-- BEGIN --

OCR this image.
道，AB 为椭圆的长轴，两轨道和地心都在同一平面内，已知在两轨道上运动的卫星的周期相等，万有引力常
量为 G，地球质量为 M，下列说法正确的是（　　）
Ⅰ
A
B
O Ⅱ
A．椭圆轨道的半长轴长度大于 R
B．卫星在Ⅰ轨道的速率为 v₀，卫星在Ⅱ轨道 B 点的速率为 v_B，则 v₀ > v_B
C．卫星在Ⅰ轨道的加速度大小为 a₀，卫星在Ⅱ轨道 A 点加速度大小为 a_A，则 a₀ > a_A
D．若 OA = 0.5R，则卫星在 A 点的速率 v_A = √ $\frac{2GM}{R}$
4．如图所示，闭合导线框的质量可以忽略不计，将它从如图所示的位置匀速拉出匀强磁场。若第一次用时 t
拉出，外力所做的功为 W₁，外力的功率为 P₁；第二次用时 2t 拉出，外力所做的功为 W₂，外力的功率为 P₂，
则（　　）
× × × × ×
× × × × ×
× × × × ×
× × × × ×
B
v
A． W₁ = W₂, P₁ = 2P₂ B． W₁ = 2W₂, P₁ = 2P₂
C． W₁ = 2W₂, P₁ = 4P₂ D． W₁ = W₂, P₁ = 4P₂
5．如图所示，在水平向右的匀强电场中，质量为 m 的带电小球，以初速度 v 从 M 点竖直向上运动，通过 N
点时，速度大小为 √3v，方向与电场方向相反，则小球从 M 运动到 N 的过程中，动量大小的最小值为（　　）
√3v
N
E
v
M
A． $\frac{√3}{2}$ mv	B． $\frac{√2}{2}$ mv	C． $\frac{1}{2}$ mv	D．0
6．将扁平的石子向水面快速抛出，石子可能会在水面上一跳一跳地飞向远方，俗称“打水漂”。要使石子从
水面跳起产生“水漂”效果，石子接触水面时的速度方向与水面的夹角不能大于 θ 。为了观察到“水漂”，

-- END --

### WHAT YOU NEED TO DO
Look through the data above. Each line containing the word "卫星在Ⅱ轨道" needs to be copied.

### TASK SOLUTION
B．卫星在Ⅰ轨道的速率为 v₀，卫星在Ⅱ轨道 B 点的速率为 v_B，则 v₀ > v_B
C．卫星在Ⅰ轨道的加速度大小为 a₀，卫星在Ⅱ轨道 A 点加速度大小为 a_A，则 a₀ > a_A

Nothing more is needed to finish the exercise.